THE PROBLEM: Filter the data below for the string "Käytä" and copy each matching line.

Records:
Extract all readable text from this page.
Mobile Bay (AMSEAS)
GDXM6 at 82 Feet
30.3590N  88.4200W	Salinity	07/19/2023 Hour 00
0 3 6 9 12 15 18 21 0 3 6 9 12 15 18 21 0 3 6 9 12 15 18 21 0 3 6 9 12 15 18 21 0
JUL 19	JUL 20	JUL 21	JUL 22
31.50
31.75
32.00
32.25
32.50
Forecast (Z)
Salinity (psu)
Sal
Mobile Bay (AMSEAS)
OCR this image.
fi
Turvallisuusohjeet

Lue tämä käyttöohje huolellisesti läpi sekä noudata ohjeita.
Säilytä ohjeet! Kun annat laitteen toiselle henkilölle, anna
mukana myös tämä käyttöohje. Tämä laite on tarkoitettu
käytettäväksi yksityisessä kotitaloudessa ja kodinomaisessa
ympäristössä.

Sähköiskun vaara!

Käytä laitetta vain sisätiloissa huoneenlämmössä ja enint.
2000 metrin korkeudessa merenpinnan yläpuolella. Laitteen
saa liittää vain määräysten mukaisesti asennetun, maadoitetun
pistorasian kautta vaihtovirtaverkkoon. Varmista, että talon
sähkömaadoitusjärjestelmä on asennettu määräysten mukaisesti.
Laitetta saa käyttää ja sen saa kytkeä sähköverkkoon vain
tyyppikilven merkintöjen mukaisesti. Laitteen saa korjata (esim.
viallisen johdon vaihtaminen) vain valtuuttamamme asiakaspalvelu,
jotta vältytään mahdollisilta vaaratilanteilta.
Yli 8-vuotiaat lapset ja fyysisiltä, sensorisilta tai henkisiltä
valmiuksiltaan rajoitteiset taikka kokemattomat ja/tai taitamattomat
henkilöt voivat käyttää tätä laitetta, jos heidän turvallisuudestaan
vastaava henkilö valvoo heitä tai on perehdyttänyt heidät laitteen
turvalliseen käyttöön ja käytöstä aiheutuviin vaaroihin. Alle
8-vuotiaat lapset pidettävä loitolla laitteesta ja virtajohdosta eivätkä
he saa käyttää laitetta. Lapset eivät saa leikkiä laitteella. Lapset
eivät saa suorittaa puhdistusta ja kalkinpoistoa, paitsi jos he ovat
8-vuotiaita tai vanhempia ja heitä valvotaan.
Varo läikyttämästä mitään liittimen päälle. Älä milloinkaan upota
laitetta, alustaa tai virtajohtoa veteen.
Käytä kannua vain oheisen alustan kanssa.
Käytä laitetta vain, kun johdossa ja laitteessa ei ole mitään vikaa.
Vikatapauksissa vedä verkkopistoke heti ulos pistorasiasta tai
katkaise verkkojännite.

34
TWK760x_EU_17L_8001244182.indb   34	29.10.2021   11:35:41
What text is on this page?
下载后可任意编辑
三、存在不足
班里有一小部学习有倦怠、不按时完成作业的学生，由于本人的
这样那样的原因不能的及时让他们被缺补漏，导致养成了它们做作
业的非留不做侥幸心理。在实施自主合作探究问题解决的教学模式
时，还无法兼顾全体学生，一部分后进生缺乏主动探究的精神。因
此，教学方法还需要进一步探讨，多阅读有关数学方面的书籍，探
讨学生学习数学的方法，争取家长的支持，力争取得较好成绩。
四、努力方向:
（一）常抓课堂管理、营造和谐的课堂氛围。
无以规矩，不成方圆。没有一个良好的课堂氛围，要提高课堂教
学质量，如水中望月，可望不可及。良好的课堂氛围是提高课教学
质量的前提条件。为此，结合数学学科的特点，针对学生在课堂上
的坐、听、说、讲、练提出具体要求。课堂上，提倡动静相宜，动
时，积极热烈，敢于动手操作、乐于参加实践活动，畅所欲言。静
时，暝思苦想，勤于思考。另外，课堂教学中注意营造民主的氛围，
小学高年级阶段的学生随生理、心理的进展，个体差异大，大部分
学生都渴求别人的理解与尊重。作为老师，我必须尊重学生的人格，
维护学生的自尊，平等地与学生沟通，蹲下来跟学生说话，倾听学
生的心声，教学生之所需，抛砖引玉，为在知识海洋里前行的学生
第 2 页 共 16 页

TASK ANSWER:
Käytä laitetta vain sisätiloissa huoneenlämmössä ja enint.
Käytä kannua vain oheisen alustan kanssa.
Käytä laitetta vain, kun johdossa ja laitteessa ei ole mitään vikaa.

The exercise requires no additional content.